## Objective
Extract the records below word for word and ignore the images.
>> start Task inputs
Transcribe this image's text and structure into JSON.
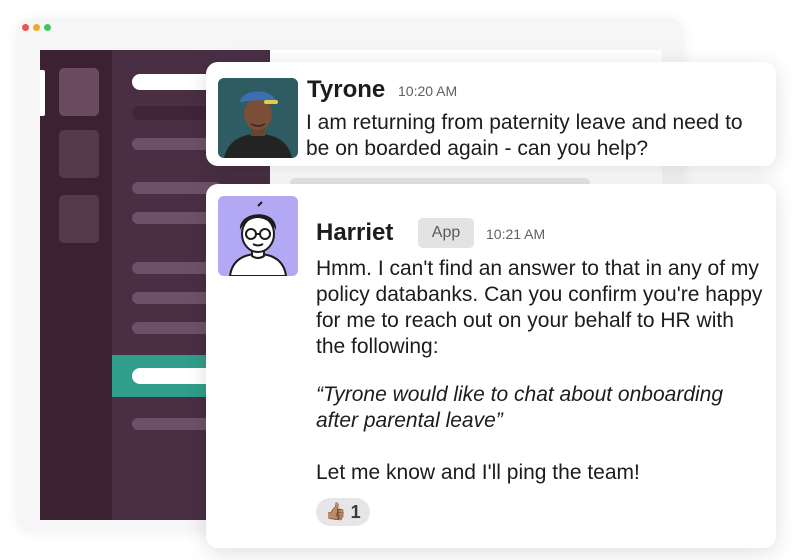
{
  "window": {
    "traffic_lights": [
      "#ef5350",
      "#f5a623",
      "#43c463"
    ]
  },
  "colors": {
    "rail": "#3b2132",
    "sidebar": "#4a2f44",
    "selected_channel": "#2f9e8a"
  },
  "messages": [
    {
      "author": "Tyrone",
      "time": "10:20 AM",
      "text": "I am returning from paternity leave and need to be on boarded again - can you help?",
      "avatar_icon": "user-photo-avatar"
    },
    {
      "author": "Harriet",
      "badge": "App",
      "time": "10:21 AM",
      "text": "Hmm. I can't find an answer to that in any of my policy databanks. Can you confirm you're happy for me to reach out on your behalf to HR with the following:",
      "quote": "“Tyrone would like to chat about onboarding after parental leave”",
      "closing": "Let me know and I'll ping the team!",
      "avatar_icon": "bot-avatar",
      "reaction": {
        "emoji": "👍🏽",
        "count": "1"
      }
    }
  ]
}
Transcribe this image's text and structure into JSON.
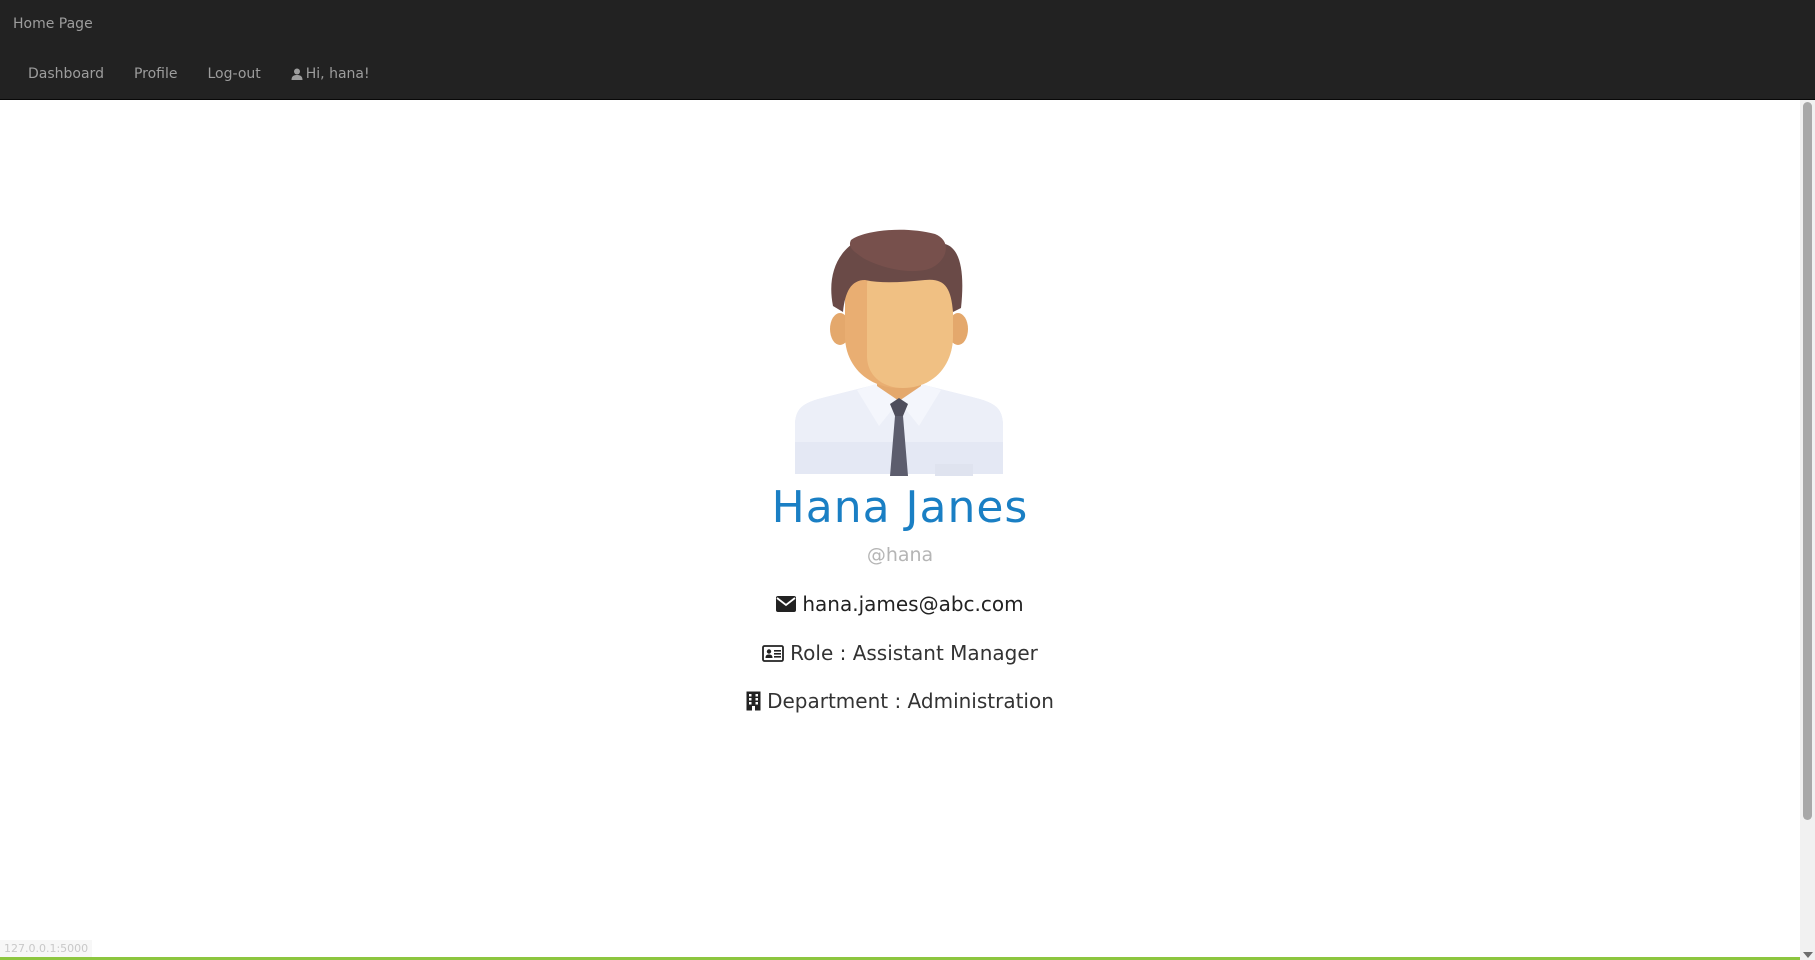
{
  "navbar": {
    "brand": "Home Page",
    "links": [
      {
        "label": "Dashboard"
      },
      {
        "label": "Profile"
      },
      {
        "label": "Log-out"
      },
      {
        "label": "Hi, hana!"
      }
    ]
  },
  "profile": {
    "name": "Hana Janes",
    "username": "@hana",
    "email": "hana.james@abc.com",
    "role": "Role : Assistant Manager",
    "department": "Department : Administration"
  },
  "status": {
    "url": "127.0.0.1:5000"
  },
  "colors": {
    "navbar_bg": "#222222",
    "nav_text": "#9d9d9d",
    "name_blue": "#1a7fc4",
    "username_gray": "#b5b5b5",
    "bottom_accent": "#8dc63f"
  },
  "icons": {
    "user": "user-icon",
    "email": "envelope-icon",
    "role": "id-card-icon",
    "department": "building-icon"
  }
}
>> end Task inputs
## Solved exercise
Transcribe this image's text and structure into JSON.
{
  "window": {
    "traffic_lights": [
      "#ef5350",
      "#f5a623",
      "#43c463"
    ]
  },
  "colors": {
    "rail": "#3b2132",
    "sidebar": "#4a2f44",
    "selected_channel": "#2f9e8a"
  },
  "messages": [
    {
      "author": "Tyrone",
      "time": "10:20 AM",
      "text": "I am returning from paternity leave and need to be on boarded again - can you help?",
      "avatar_icon": "user-photo-avatar"
    },
    {
      "author": "Harriet",
      "badge": "App",
      "time": "10:21 AM",
      "text": "Hmm. I can't find an answer to that in any of my policy databanks. Can you confirm you're happy for me to reach out on your behalf to HR with the following:",
      "quote": "“Tyrone would like to chat about onboarding after parental leave”",
      "closing": "Let me know and I'll ping the team!",
      "avatar_icon": "bot-avatar",
      "reaction": {
        "emoji": "👍🏽",
        "count": "1"
      }
    }
  ]
}
Transcribe this image's text and structure into JSON.
{
  "navbar": {
    "brand": "Home Page",
    "links": [
      {
        "label": "Dashboard"
      },
      {
        "label": "Profile"
      },
      {
        "label": "Log-out"
      },
      {
        "label": "Hi, hana!"
      }
    ]
  },
  "profile": {
    "name": "Hana Janes",
    "username": "@hana",
    "email": "hana.james@abc.com",
    "role": "Role : Assistant Manager",
    "department": "Department : Administration"
  },
  "status": {
    "url": "127.0.0.1:5000"
  },
  "colors": {
    "navbar_bg": "#222222",
    "nav_text": "#9d9d9d",
    "name_blue": "#1a7fc4",
    "username_gray": "#b5b5b5",
    "bottom_accent": "#8dc63f"
  },
  "icons": {
    "user": "user-icon",
    "email": "envelope-icon",
    "role": "id-card-icon",
    "department": "building-icon"
  }
}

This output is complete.